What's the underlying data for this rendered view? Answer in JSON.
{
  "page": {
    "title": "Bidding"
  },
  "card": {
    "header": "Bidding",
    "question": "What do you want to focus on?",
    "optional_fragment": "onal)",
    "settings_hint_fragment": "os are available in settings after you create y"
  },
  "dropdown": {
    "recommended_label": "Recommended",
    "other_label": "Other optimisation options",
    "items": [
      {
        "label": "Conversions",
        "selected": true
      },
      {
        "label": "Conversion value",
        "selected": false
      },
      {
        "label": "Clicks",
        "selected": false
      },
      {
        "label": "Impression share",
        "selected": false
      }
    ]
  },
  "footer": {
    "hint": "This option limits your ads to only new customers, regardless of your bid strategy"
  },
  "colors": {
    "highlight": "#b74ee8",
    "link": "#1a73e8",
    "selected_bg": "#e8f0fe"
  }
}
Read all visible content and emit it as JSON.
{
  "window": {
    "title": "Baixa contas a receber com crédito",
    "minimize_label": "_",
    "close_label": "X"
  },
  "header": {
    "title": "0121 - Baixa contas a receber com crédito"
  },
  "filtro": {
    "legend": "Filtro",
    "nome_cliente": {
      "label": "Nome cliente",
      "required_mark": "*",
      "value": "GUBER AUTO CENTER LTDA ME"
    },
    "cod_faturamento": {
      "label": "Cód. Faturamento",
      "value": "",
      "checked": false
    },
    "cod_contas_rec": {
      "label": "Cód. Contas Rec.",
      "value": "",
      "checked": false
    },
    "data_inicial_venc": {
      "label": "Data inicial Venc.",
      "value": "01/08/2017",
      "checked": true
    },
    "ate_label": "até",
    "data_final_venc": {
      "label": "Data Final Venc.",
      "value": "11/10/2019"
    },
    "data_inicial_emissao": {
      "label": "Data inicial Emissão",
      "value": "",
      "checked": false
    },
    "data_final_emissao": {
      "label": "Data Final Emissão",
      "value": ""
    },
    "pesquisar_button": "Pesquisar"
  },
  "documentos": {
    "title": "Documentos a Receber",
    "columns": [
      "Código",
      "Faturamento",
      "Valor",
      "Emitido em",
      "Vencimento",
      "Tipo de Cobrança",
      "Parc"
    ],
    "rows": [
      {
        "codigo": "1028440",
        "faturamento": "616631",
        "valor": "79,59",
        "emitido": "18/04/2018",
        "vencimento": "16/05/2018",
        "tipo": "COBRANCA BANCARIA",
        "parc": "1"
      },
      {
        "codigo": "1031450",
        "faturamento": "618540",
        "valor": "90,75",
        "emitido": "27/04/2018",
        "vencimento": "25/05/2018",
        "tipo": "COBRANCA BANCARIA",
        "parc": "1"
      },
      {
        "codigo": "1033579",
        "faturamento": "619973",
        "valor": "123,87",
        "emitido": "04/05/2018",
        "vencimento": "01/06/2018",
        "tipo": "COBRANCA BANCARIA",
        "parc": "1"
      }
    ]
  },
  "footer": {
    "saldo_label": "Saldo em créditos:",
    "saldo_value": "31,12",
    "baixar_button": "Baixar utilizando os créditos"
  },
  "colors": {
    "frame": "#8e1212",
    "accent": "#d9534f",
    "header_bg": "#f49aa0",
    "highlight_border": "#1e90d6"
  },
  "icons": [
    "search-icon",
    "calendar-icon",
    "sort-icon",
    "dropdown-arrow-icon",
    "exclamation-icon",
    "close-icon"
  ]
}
________________
Copy out every line of the listing that includes the string "JSON".

Response below>
What's the underlying data for this rendered view? Answer in JSON.
Read all visible content and emit it as JSON.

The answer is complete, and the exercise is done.